# WRITTEN EXERCISE
Take the entries below and reproduce them word for word.

— START OF MATERIAL PROVIDED —

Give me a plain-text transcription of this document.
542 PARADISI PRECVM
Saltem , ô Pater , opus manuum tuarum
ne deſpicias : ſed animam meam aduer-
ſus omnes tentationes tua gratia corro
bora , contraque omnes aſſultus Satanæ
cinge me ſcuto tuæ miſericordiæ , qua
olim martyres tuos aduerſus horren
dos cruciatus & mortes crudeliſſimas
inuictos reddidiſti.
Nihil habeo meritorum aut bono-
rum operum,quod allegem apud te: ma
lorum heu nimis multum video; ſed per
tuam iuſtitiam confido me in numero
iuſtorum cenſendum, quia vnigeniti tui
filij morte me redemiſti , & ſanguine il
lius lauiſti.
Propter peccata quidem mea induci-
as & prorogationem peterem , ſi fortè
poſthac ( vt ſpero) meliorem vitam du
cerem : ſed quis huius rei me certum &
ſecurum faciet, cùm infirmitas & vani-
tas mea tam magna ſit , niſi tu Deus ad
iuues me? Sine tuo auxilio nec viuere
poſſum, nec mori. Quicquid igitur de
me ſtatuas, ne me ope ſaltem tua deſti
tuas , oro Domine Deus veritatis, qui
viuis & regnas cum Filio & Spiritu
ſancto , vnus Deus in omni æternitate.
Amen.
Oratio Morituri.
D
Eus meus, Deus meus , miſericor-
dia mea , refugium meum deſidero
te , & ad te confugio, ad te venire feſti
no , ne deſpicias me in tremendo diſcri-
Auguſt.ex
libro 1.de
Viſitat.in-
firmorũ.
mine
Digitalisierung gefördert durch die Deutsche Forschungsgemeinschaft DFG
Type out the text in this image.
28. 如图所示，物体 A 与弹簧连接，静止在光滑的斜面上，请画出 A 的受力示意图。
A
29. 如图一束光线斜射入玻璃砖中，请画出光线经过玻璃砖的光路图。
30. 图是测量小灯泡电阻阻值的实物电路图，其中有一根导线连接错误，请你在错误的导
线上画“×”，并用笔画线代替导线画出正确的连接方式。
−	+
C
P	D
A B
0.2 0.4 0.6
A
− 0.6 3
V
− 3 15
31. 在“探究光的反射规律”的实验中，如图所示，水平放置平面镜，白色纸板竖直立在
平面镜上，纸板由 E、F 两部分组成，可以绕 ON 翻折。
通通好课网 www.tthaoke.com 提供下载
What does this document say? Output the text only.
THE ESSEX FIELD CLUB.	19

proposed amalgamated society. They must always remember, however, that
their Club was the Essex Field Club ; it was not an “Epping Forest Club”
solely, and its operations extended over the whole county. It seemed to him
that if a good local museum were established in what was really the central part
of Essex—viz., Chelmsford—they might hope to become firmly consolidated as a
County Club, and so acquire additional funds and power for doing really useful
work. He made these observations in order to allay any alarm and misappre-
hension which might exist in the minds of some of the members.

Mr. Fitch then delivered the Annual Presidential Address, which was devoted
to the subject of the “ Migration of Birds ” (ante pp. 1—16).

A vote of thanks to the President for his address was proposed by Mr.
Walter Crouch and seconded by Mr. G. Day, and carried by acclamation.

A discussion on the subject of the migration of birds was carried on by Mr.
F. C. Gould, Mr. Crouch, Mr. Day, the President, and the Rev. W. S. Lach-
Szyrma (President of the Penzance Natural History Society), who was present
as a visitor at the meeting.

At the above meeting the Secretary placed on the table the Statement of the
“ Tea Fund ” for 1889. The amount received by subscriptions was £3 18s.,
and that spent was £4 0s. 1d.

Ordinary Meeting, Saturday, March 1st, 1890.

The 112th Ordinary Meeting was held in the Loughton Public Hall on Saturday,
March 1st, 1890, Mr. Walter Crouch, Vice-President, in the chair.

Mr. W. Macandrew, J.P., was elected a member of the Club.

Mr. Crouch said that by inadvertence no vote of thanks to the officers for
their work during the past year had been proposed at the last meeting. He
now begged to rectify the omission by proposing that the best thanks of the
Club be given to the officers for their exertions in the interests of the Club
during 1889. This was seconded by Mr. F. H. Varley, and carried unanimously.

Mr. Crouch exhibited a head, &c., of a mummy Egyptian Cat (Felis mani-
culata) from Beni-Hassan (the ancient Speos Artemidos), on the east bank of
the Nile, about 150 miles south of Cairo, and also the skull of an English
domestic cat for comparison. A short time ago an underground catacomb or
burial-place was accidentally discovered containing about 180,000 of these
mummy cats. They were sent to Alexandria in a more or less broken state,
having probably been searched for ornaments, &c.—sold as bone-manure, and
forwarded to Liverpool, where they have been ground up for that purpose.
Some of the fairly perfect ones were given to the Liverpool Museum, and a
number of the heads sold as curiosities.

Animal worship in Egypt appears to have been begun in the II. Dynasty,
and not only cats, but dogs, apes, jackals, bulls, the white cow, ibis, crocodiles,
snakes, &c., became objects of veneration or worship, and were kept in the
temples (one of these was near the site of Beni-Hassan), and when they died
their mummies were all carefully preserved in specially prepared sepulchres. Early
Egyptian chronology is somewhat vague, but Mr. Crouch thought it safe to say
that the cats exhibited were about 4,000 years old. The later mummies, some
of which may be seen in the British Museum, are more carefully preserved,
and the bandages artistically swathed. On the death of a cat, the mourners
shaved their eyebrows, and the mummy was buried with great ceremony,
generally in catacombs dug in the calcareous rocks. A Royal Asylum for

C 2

— END OF MATERIAL PROVIDED —

# EXERCISE ANSWER
Give me a plain-text transcription of this document.
542 PARADISI PRECVM
Saltem , ô Pater , opus manuum tuarum
ne deſpicias : ſed animam meam aduer-
ſus omnes tentationes tua gratia corro
bora , contraque omnes aſſultus Satanæ
cinge me ſcuto tuæ miſericordiæ , qua
olim martyres tuos aduerſus horren
dos cruciatus & mortes crudeliſſimas
inuictos reddidiſti.
Nihil habeo meritorum aut bono-
rum operum,quod allegem apud te: ma
lorum heu nimis multum video; ſed per
tuam iuſtitiam confido me in numero
iuſtorum cenſendum, quia vnigeniti tui
filij morte me redemiſti , & ſanguine il
lius lauiſti.
Propter peccata quidem mea induci-
as & prorogationem peterem , ſi fortè
poſthac ( vt ſpero) meliorem vitam du
cerem : ſed quis huius rei me certum &
ſecurum faciet, cùm infirmitas & vani-
tas mea tam magna ſit , niſi tu Deus ad
iuues me? Sine tuo auxilio nec viuere
poſſum, nec mori. Quicquid igitur de
me ſtatuas, ne me ope ſaltem tua deſti
tuas , oro Domine Deus veritatis, qui
viuis & regnas cum Filio & Spiritu
ſancto , vnus Deus in omni æternitate.
Amen.
Oratio Morituri.
D
Eus meus, Deus meus , miſericor-
dia mea , refugium meum deſidero
te , & ad te confugio, ad te venire feſti
no , ne deſpicias me in tremendo diſcri-
Auguſt.ex
libro 1.de
Viſitat.in-
firmorũ.
mine
Digitalisierung gefördert durch die Deutsche Forschungsgemeinschaft DFG
Type out the text in this image.
28. 如图所示，物体 A 与弹簧连接，静止在光滑的斜面上，请画出 A 的受力示意图。
A
29. 如图一束光线斜射入玻璃砖中，请画出光线经过玻璃砖的光路图。
30. 图是测量小灯泡电阻阻值的实物电路图，其中有一根导线连接错误，请你在错误的导
线上画“×”，并用笔画线代替导线画出正确的连接方式。
−	+
C
P	D
A B
0.2 0.4 0.6
A
− 0.6 3
V
− 3 15
31. 在“探究光的反射规律”的实验中，如图所示，水平放置平面镜，白色纸板竖直立在
平面镜上，纸板由 E、F 两部分组成，可以绕 ON 翻折。
通通好课网 www.tthaoke.com 提供下载
What does this document say? Output the text only.
THE ESSEX FIELD CLUB.	19

proposed amalgamated society. They must always remember, however, that
their Club was the Essex Field Club ; it was not an “Epping Forest Club”
solely, and its operations extended over the whole county. It seemed to him
that if a good local museum were established in what was really the central part
of Essex—viz., Chelmsford—they might hope to become firmly consolidated as a
County Club, and so acquire additional funds and power for doing really useful
work. He made these observations in order to allay any alarm and misappre-
hension which might exist in the minds of some of the members.

Mr. Fitch then delivered the Annual Presidential Address, which was devoted
to the subject of the “ Migration of Birds ” (ante pp. 1—16).

A vote of thanks to the President for his address was proposed by Mr.
Walter Crouch and seconded by Mr. G. Day, and carried by acclamation.

A discussion on the subject of the migration of birds was carried on by Mr.
F. C. Gould, Mr. Crouch, Mr. Day, the President, and the Rev. W. S. Lach-
Szyrma (President of the Penzance Natural History Society), who was present
as a visitor at the meeting.

At the above meeting the Secretary placed on the table the Statement of the
“ Tea Fund ” for 1889. The amount received by subscriptions was £3 18s.,
and that spent was £4 0s. 1d.

Ordinary Meeting, Saturday, March 1st, 1890.

The 112th Ordinary Meeting was held in the Loughton Public Hall on Saturday,
March 1st, 1890, Mr. Walter Crouch, Vice-President, in the chair.

Mr. W. Macandrew, J.P., was elected a member of the Club.

Mr. Crouch said that by inadvertence no vote of thanks to the officers for
their work during the past year had been proposed at the last meeting. He
now begged to rectify the omission by proposing that the best thanks of the
Club be given to the officers for their exertions in the interests of the Club
during 1889. This was seconded by Mr. F. H. Varley, and carried unanimously.

Mr. Crouch exhibited a head, &c., of a mummy Egyptian Cat (Felis mani-
culata) from Beni-Hassan (the ancient Speos Artemidos), on the east bank of
the Nile, about 150 miles south of Cairo, and also the skull of an English
domestic cat for comparison. A short time ago an underground catacomb or
burial-place was accidentally discovered containing about 180,000 of these
mummy cats. They were sent to Alexandria in a more or less broken state,
having probably been searched for ornaments, &c.—sold as bone-manure, and
forwarded to Liverpool, where they have been ground up for that purpose.
Some of the fairly perfect ones were given to the Liverpool Museum, and a
number of the heads sold as curiosities.

Animal worship in Egypt appears to have been begun in the II. Dynasty,
and not only cats, but dogs, apes, jackals, bulls, the white cow, ibis, crocodiles,
snakes, &c., became objects of veneration or worship, and were kept in the
temples (one of these was near the site of Beni-Hassan), and when they died
their mummies were all carefully preserved in specially prepared sepulchres. Early
Egyptian chronology is somewhat vague, but Mr. Crouch thought it safe to say
that the cats exhibited were about 4,000 years old. The later mummies, some
of which may be seen in the British Museum, are more carefully preserved,
and the bandages artistically swathed. On the death of a cat, the mourners
shaved their eyebrows, and the mummy was buried with great ceremony,
generally in catacombs dug in the calcareous rocks. A Royal Asylum for

C 2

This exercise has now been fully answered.